[Saved entries]
== == ==

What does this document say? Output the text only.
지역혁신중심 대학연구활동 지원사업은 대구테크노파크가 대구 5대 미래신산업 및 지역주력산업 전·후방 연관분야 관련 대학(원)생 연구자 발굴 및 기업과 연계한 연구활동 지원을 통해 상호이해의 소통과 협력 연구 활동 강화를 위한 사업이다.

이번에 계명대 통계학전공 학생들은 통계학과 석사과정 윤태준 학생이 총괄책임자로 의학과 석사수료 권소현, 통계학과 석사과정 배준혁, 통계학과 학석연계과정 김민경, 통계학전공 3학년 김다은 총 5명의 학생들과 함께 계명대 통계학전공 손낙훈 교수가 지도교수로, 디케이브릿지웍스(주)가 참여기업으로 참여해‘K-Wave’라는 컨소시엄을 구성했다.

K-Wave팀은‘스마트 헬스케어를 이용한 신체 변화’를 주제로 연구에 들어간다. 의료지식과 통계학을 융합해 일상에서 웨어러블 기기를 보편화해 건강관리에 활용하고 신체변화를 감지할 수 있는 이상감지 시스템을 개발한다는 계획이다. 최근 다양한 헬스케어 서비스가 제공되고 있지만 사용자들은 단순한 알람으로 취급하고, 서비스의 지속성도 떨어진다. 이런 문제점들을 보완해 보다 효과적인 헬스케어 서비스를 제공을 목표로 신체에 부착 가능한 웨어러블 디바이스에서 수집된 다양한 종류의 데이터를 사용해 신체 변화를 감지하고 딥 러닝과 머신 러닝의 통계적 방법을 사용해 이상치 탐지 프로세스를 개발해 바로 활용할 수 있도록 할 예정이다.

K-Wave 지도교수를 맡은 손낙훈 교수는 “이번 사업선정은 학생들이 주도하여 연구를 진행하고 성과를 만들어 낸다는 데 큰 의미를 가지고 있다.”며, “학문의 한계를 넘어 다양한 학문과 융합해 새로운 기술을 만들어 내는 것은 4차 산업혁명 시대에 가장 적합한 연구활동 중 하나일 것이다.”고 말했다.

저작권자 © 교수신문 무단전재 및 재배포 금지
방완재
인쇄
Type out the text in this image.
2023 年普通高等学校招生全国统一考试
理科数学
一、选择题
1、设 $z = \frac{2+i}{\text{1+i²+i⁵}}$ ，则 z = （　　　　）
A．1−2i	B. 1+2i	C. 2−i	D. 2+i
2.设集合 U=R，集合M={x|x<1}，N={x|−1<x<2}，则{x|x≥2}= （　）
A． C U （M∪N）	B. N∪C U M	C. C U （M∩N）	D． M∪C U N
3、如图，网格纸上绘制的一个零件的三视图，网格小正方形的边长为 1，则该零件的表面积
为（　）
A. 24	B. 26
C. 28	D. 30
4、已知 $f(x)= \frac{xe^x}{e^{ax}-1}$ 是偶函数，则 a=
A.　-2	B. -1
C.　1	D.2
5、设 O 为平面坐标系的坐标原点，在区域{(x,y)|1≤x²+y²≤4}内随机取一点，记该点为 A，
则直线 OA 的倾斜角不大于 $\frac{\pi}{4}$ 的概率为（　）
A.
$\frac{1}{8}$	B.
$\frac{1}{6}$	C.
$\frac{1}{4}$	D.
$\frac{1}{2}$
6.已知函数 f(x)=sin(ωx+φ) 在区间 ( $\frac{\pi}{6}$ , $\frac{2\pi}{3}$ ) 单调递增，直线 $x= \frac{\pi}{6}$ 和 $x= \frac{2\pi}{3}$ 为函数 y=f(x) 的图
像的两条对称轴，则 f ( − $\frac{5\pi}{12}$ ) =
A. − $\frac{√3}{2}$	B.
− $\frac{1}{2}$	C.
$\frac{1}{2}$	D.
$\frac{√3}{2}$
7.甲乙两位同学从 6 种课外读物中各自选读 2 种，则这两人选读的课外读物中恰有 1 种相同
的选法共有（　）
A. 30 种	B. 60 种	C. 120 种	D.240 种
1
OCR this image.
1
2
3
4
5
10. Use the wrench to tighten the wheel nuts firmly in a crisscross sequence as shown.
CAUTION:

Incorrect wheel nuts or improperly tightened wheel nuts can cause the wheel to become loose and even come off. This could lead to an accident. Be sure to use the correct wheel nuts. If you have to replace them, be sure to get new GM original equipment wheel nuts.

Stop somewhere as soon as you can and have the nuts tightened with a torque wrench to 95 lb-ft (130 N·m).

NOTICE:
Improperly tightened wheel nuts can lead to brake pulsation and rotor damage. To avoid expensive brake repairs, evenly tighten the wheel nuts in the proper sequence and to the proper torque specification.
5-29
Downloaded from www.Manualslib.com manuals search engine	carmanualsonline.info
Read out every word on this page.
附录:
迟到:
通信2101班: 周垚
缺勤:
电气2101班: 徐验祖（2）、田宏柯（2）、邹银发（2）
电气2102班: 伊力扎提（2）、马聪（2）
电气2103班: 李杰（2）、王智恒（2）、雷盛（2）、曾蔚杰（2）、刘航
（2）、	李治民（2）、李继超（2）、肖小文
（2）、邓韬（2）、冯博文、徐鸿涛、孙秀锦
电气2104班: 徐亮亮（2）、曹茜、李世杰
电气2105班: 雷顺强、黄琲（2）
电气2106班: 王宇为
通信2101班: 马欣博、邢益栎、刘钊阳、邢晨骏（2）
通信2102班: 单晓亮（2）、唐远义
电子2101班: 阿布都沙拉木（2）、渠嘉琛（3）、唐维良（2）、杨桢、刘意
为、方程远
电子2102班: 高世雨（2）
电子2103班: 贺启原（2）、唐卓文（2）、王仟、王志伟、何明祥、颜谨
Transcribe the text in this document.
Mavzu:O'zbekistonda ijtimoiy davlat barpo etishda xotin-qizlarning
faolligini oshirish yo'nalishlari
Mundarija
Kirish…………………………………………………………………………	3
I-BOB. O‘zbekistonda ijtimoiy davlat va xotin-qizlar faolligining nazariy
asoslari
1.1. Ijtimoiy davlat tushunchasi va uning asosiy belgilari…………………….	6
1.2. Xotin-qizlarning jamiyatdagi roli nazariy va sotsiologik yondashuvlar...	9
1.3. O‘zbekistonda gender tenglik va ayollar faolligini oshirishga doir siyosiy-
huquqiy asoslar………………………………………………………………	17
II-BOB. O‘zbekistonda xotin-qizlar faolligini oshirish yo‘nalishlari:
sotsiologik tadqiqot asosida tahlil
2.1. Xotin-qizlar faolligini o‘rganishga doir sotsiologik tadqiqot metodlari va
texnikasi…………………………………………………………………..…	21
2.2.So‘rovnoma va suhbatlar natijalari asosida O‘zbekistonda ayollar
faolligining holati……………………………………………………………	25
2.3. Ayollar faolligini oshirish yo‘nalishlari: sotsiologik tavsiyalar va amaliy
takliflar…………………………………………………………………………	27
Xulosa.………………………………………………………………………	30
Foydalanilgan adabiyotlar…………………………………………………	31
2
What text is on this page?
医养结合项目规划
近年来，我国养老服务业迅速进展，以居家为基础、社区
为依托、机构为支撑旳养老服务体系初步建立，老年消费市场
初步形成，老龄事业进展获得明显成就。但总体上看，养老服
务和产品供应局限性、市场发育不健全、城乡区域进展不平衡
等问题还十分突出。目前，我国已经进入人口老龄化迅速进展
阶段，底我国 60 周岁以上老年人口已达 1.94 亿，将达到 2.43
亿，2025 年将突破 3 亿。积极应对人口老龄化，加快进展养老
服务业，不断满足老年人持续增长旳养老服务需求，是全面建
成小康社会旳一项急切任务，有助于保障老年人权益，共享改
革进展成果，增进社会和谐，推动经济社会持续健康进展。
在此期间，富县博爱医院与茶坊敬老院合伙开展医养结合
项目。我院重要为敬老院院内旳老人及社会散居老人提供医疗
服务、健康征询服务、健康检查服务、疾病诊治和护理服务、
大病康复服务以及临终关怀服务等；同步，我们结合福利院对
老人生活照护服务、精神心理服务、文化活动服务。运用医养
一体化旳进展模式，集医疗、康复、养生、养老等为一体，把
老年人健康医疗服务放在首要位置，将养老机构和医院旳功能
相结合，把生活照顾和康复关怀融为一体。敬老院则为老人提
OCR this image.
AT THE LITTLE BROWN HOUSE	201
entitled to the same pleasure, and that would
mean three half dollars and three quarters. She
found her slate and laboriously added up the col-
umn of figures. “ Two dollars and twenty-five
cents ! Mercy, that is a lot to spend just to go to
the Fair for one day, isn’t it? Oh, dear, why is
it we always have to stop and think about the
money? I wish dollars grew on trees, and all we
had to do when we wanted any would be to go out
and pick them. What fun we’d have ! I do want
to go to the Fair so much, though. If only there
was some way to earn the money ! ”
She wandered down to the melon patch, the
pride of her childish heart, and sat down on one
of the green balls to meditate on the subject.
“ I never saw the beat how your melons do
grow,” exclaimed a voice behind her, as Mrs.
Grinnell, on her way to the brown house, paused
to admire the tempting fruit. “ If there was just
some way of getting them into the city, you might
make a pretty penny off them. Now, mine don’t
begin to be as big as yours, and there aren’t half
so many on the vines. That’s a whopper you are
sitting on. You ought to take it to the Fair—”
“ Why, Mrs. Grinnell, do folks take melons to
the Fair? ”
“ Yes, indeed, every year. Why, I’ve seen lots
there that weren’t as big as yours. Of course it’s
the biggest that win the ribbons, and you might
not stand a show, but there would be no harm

== == ==

# [WRITTEN EXERCISE]
Find how many lines in the records contain the string "have", then give the number alone.

# [TASK RESPONSE]
4